Figure dataset records:

※

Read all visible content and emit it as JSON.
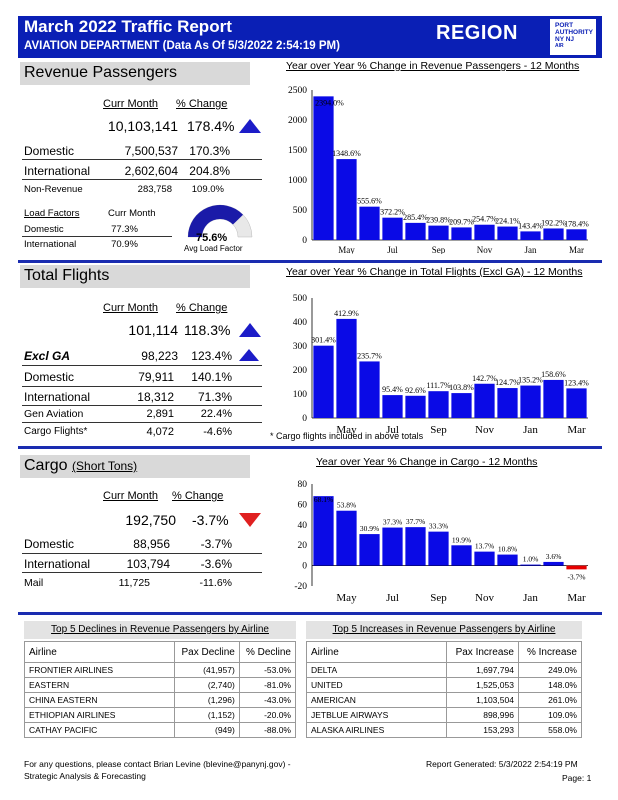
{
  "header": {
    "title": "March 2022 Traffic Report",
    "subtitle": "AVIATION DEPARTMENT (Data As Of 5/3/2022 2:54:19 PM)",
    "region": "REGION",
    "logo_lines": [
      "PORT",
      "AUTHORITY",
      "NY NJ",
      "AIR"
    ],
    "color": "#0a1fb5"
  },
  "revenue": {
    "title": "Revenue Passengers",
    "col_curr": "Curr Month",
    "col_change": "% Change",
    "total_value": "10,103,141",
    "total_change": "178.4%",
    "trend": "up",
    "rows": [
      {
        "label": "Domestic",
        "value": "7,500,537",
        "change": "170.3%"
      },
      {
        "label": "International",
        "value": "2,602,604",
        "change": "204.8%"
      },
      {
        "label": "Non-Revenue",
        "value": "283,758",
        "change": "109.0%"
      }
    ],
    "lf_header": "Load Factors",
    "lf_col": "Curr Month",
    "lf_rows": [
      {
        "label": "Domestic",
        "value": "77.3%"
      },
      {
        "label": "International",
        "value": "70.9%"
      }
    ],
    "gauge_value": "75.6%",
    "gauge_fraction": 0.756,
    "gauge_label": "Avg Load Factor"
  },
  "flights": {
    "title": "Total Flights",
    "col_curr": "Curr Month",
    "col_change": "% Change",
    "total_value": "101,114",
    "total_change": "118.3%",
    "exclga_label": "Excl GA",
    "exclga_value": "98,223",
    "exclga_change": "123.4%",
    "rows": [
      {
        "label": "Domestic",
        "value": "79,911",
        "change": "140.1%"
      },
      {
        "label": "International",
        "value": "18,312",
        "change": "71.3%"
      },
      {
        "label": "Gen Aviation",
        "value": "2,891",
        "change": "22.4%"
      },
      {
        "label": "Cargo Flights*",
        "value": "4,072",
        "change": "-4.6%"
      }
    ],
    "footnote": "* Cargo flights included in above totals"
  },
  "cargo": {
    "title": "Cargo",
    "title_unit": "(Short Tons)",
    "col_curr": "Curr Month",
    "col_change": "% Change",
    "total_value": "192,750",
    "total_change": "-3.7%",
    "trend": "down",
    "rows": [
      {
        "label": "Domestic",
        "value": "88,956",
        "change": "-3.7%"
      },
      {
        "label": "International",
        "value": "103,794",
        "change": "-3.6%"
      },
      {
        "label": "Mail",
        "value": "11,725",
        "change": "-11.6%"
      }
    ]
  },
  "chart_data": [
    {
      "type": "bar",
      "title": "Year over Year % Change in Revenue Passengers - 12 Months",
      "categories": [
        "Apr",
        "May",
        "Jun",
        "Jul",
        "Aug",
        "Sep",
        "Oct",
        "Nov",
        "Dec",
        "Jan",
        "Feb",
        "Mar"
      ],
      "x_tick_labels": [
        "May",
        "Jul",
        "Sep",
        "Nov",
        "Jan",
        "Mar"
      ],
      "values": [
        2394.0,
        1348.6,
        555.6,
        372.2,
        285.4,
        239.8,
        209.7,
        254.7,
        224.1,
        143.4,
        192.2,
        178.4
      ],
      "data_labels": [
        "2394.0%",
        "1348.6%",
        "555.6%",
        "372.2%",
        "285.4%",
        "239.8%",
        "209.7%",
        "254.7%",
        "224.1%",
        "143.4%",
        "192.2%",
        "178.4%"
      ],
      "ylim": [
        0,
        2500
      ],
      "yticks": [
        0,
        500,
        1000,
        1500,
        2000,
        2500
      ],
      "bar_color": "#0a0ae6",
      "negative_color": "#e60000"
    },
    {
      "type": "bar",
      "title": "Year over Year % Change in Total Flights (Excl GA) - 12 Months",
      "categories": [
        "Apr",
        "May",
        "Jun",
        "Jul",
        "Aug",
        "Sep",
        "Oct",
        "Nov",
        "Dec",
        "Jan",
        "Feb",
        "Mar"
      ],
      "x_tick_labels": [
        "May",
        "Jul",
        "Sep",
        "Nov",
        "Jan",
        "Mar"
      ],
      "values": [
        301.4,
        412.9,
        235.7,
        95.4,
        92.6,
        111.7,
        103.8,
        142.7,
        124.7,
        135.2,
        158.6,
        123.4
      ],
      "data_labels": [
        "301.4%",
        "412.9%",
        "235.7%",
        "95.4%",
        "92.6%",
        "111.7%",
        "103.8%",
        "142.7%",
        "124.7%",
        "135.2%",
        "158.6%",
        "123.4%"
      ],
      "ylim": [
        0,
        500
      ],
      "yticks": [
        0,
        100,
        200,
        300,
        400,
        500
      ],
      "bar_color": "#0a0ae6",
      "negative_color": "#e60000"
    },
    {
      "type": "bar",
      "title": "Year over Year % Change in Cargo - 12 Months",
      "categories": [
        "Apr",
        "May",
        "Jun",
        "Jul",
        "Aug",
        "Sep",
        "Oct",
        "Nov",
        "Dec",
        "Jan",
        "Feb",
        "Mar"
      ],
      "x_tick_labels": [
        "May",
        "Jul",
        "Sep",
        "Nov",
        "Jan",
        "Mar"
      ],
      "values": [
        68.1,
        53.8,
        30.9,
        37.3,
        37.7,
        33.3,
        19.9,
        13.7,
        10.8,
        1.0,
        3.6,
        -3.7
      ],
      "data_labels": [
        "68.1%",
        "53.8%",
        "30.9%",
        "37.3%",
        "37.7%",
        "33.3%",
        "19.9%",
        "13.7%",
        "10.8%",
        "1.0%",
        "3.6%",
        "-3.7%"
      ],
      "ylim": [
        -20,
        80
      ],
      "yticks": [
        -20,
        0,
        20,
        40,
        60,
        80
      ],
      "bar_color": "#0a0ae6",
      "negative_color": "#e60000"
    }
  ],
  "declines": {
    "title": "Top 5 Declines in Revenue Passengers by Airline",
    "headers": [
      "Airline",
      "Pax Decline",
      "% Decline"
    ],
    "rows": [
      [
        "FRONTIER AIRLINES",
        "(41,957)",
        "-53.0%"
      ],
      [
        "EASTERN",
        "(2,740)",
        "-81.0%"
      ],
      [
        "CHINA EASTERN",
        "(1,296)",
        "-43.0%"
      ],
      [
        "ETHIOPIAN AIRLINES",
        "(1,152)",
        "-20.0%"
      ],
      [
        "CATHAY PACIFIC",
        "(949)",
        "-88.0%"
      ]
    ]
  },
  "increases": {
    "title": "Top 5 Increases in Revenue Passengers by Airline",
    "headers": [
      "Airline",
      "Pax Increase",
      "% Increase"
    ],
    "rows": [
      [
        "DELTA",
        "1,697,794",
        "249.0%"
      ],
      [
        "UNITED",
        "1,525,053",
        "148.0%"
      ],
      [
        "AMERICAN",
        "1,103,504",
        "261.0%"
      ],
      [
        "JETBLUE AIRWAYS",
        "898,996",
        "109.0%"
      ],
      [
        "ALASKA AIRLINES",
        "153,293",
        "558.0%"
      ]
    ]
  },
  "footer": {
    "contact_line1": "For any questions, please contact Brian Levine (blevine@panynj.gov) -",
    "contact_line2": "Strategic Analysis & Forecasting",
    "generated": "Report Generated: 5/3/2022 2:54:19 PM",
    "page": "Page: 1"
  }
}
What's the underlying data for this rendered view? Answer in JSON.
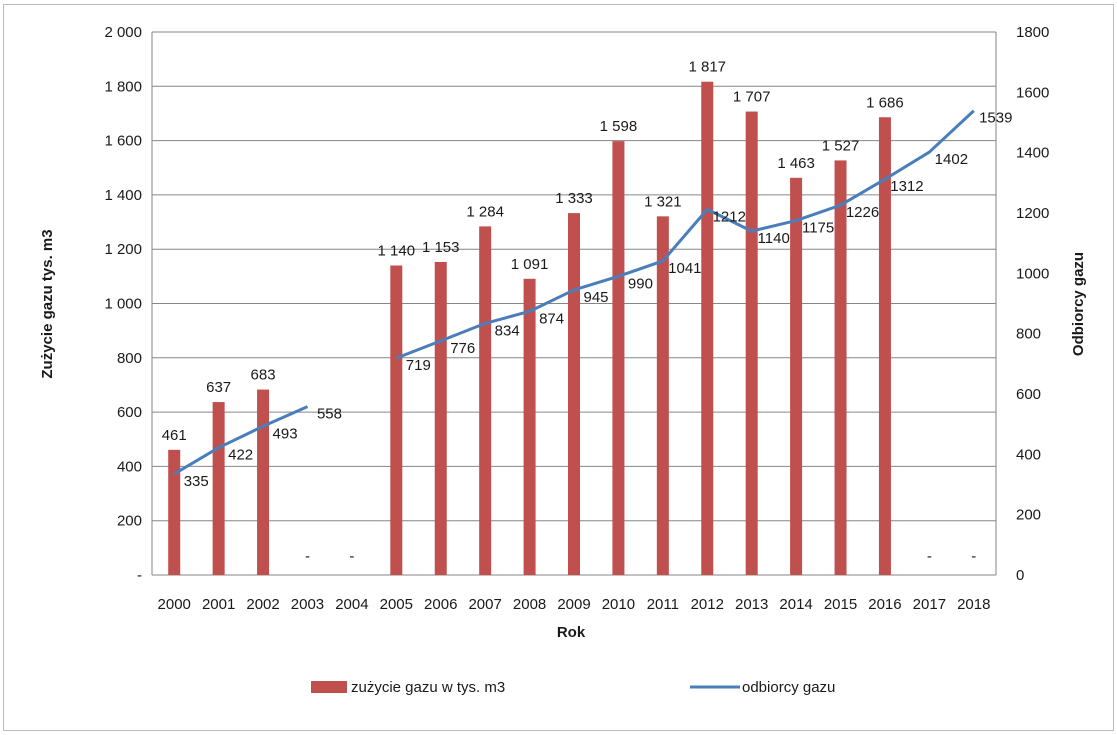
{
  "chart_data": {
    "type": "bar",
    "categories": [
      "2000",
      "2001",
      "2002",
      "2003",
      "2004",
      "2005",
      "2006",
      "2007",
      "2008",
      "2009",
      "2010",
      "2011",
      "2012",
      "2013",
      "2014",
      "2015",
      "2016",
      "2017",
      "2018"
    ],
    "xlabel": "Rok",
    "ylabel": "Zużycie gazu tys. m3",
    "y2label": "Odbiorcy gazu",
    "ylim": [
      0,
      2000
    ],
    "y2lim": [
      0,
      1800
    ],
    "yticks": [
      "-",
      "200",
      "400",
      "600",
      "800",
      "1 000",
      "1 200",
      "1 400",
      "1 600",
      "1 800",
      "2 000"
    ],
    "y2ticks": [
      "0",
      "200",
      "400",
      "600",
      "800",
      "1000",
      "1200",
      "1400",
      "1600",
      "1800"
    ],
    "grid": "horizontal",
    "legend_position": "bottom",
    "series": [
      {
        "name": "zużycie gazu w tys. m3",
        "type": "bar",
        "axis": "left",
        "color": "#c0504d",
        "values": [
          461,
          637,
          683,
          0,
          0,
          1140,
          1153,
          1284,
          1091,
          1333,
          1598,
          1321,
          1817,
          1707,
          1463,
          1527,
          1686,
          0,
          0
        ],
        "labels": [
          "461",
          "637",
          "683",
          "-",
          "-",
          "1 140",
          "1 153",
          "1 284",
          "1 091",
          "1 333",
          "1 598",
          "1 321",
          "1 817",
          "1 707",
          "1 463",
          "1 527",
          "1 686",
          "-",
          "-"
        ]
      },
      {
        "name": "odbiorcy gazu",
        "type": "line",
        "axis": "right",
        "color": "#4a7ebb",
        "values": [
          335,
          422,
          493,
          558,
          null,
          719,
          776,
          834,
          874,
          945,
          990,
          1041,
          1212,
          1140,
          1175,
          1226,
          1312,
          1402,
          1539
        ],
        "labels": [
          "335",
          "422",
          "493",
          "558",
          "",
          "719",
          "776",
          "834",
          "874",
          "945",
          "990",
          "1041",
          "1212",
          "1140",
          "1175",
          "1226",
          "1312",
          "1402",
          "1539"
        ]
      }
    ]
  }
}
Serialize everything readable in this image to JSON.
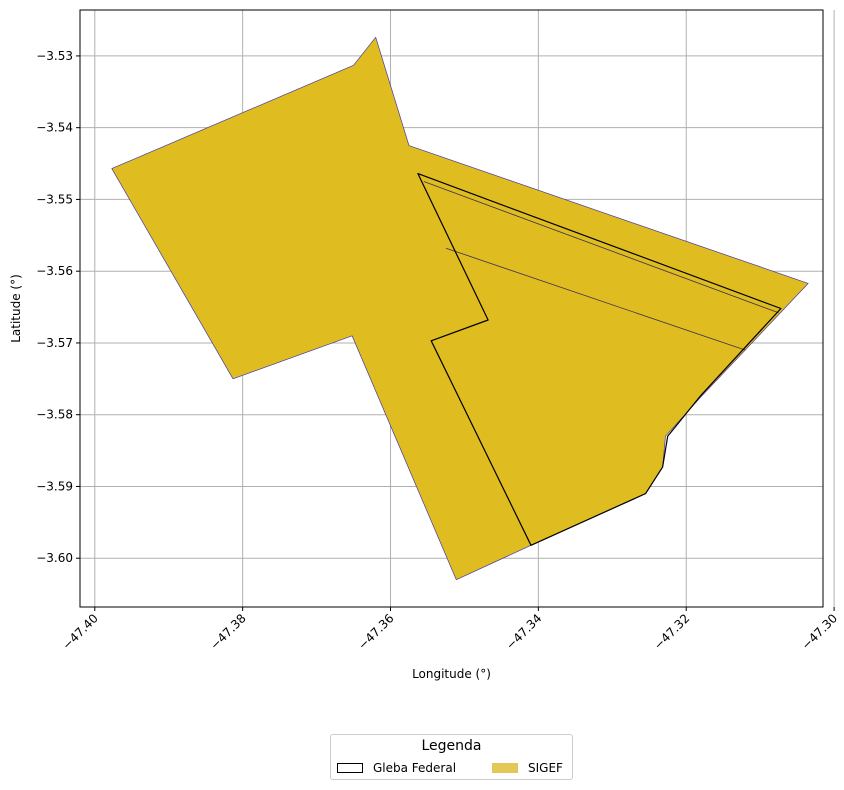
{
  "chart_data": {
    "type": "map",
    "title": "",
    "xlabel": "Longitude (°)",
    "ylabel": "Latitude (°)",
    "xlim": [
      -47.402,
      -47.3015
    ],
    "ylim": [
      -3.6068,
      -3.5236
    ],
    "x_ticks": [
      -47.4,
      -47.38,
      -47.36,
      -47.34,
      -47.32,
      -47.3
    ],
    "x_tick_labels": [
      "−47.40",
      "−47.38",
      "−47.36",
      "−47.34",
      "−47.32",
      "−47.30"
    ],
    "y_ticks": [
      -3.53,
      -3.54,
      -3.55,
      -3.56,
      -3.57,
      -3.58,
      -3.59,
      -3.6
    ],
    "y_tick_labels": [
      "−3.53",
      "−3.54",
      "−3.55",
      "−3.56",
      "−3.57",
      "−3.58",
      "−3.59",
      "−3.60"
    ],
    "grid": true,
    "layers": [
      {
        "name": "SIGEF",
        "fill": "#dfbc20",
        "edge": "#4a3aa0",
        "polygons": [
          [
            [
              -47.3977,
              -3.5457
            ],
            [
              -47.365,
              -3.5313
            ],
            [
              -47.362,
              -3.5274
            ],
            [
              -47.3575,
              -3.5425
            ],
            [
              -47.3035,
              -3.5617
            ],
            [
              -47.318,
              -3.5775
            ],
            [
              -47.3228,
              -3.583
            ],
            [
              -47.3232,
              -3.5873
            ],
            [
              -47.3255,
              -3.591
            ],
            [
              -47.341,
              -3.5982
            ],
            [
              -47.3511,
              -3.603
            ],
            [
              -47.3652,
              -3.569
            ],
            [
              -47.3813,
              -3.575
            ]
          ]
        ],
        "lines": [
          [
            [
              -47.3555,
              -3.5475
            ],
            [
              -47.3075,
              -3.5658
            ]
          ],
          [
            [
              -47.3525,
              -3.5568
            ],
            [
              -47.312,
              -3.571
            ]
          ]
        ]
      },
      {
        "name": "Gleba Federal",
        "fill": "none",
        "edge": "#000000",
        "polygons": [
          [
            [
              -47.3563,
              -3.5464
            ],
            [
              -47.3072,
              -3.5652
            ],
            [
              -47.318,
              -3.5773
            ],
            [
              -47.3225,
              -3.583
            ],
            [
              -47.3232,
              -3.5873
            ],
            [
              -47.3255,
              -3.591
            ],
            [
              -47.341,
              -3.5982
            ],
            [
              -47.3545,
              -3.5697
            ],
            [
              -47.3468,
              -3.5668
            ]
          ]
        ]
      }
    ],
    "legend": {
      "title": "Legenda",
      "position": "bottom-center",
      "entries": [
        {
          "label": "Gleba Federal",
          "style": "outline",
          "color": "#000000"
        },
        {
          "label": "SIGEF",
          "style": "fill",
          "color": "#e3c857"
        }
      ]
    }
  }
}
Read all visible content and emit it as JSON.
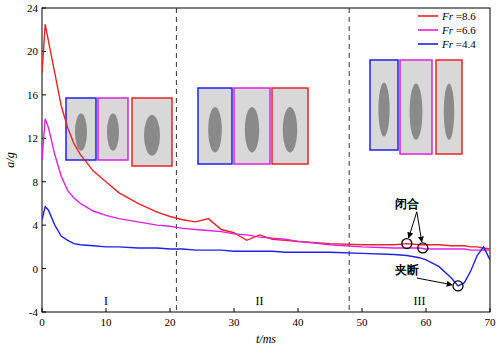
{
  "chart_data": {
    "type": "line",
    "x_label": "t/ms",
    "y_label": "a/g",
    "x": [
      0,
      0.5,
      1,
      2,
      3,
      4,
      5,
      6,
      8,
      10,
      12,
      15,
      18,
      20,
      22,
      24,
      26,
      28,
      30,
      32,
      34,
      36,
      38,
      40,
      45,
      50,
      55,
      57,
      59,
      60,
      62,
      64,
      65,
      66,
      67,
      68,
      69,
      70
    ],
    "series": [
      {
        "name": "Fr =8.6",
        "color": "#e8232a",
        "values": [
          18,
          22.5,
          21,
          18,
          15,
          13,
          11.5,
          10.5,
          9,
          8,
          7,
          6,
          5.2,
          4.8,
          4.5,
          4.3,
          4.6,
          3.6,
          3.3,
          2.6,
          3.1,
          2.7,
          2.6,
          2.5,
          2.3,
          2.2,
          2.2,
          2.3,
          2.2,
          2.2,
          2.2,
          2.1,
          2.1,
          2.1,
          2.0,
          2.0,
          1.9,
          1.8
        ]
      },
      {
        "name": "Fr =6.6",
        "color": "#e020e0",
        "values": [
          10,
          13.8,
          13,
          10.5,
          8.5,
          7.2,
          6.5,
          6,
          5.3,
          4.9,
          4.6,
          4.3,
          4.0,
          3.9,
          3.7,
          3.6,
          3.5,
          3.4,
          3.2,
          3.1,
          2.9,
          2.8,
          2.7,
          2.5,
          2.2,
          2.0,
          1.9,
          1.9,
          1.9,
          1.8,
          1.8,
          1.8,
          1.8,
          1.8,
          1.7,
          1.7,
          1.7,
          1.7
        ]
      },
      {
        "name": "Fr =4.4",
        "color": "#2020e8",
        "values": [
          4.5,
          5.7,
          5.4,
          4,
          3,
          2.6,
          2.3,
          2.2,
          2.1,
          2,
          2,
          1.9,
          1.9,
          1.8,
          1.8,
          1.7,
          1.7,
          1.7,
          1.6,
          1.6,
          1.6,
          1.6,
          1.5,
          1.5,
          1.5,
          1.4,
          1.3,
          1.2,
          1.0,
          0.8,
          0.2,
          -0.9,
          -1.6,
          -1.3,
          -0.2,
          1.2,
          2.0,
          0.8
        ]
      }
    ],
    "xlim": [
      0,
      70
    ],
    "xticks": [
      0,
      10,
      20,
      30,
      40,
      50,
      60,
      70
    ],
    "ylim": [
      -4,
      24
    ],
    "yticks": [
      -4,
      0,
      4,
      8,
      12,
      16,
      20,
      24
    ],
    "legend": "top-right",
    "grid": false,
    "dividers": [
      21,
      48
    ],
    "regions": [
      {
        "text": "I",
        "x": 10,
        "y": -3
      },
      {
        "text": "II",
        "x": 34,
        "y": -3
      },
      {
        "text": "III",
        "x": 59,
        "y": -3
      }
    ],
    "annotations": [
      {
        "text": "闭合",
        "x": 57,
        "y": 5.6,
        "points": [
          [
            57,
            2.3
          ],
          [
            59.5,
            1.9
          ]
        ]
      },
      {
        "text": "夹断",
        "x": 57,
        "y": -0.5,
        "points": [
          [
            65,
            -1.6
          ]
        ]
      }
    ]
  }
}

※

Task directions:
Which lines contain the word "gazu"? Copy each one.

Result of this task:
    "ylabel": "Zużycie gazu tys. m3",
    "y2label": "Odbiorcy gazu",
        "name": "zużycie gazu w tys. m3",
        "name": "odbiorcy gazu",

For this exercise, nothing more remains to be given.